### [Excerpted records]
● ● ● ● ● ● ●
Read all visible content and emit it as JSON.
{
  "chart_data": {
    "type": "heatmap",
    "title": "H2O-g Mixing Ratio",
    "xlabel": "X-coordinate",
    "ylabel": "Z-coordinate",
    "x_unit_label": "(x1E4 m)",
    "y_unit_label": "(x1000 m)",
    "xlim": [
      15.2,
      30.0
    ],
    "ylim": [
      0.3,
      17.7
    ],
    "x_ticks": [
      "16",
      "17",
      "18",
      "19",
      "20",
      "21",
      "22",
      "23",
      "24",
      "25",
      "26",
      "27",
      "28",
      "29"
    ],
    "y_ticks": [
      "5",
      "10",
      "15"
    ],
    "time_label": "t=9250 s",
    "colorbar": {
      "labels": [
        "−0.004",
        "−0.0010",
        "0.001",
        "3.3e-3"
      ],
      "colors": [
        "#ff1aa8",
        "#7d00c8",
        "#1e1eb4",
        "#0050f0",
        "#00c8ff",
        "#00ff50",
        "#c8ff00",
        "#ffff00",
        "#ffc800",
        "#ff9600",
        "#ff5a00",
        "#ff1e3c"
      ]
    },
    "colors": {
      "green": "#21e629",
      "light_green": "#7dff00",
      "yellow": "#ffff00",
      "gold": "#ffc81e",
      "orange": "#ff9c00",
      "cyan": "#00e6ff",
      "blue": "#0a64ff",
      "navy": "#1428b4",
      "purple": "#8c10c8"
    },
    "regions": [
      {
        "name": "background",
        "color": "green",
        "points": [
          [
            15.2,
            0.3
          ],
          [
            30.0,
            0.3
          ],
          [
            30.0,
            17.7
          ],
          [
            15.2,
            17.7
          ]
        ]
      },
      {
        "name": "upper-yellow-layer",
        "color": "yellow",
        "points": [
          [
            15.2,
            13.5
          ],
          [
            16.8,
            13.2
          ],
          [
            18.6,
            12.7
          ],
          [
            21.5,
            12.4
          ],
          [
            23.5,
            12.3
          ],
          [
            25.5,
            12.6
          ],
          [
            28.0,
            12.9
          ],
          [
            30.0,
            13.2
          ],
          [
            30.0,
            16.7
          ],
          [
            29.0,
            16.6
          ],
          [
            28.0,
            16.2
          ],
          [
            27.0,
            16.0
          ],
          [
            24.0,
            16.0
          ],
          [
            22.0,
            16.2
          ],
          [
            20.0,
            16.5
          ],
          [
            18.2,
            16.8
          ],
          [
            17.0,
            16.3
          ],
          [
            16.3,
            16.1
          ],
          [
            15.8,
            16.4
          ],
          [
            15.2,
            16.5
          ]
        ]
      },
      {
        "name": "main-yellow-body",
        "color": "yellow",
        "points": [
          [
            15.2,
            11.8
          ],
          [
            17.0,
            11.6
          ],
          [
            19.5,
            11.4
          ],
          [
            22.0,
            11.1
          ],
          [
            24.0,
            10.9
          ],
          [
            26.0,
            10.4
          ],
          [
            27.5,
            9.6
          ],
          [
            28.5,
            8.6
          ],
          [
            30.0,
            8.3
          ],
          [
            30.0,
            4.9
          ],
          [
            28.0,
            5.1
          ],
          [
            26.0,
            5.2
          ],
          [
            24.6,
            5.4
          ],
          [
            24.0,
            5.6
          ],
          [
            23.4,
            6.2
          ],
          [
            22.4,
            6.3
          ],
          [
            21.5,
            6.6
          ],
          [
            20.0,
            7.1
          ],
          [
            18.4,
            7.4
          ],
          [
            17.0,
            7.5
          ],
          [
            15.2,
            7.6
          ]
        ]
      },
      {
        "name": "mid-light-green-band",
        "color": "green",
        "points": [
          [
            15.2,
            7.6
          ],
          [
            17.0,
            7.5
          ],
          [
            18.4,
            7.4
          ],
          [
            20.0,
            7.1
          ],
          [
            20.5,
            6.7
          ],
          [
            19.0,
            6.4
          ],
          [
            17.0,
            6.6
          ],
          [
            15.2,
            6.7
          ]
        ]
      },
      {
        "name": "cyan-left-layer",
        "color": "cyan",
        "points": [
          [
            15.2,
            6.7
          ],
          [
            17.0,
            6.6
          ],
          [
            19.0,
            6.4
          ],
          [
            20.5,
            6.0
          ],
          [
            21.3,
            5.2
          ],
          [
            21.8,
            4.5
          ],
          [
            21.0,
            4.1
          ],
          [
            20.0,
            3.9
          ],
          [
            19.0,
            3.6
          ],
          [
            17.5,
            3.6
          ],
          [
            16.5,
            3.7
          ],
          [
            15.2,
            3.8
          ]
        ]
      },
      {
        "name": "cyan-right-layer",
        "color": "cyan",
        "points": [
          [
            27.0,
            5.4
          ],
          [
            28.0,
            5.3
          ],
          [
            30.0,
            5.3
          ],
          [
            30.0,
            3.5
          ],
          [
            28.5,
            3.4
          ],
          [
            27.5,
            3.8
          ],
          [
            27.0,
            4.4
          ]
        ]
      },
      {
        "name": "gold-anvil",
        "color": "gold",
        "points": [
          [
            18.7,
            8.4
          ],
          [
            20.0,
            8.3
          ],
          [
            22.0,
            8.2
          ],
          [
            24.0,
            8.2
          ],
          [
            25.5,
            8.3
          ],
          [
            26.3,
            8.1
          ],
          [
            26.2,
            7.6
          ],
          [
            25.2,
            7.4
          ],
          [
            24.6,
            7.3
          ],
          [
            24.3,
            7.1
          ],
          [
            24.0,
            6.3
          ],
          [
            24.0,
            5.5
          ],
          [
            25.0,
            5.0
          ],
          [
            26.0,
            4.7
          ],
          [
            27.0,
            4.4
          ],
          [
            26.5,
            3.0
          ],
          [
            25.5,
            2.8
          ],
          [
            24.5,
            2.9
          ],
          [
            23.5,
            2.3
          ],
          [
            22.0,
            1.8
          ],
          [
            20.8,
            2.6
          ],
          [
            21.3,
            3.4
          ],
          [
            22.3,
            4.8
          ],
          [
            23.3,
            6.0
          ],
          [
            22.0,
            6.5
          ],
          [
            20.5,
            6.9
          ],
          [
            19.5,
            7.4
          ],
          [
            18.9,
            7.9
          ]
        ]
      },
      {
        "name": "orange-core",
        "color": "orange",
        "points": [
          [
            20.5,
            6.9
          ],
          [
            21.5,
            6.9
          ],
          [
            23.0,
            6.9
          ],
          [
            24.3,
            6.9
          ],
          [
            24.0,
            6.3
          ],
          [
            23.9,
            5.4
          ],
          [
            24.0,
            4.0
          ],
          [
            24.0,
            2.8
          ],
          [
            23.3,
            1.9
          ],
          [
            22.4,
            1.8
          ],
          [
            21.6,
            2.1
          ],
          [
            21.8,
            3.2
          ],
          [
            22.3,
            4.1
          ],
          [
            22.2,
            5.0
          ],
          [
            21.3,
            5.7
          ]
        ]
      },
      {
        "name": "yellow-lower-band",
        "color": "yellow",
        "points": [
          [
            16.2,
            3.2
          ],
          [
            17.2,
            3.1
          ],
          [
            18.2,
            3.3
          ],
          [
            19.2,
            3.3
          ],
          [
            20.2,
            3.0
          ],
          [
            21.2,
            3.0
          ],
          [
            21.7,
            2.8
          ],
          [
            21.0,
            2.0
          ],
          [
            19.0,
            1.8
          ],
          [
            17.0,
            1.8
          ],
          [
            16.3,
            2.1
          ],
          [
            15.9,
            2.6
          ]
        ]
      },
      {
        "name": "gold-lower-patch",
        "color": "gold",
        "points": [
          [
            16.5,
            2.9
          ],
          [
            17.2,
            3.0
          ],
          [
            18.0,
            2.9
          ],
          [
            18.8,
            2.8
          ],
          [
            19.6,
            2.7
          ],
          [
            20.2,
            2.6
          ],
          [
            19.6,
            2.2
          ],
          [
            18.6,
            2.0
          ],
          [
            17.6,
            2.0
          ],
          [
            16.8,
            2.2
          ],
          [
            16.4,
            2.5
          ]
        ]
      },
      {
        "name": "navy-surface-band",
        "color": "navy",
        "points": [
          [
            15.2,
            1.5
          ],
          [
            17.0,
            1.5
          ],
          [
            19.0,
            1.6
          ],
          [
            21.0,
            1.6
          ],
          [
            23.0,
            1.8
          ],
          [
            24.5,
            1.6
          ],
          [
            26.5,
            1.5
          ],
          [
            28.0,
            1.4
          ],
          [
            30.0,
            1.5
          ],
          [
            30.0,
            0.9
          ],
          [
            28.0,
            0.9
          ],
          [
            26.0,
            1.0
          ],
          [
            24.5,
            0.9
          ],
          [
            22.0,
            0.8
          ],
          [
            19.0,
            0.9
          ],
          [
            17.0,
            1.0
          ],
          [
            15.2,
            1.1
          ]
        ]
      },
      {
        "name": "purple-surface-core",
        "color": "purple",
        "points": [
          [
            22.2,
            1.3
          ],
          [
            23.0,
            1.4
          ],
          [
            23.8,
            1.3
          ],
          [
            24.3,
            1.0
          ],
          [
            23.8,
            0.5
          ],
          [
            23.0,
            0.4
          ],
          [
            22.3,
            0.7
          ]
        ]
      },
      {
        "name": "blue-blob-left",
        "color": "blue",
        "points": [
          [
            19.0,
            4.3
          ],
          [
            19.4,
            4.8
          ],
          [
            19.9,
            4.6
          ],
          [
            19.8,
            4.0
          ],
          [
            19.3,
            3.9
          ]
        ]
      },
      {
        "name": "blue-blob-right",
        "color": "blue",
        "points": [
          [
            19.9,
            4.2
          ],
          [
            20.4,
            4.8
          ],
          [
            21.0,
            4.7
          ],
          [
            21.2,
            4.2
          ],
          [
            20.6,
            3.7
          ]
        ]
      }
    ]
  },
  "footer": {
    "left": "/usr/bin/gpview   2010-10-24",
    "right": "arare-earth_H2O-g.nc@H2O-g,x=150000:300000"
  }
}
● ● ● ● ● ● ●
### [The problem]
State the number of lines in the records that include "purple", and write nothing else.

### [Answer to this task]
3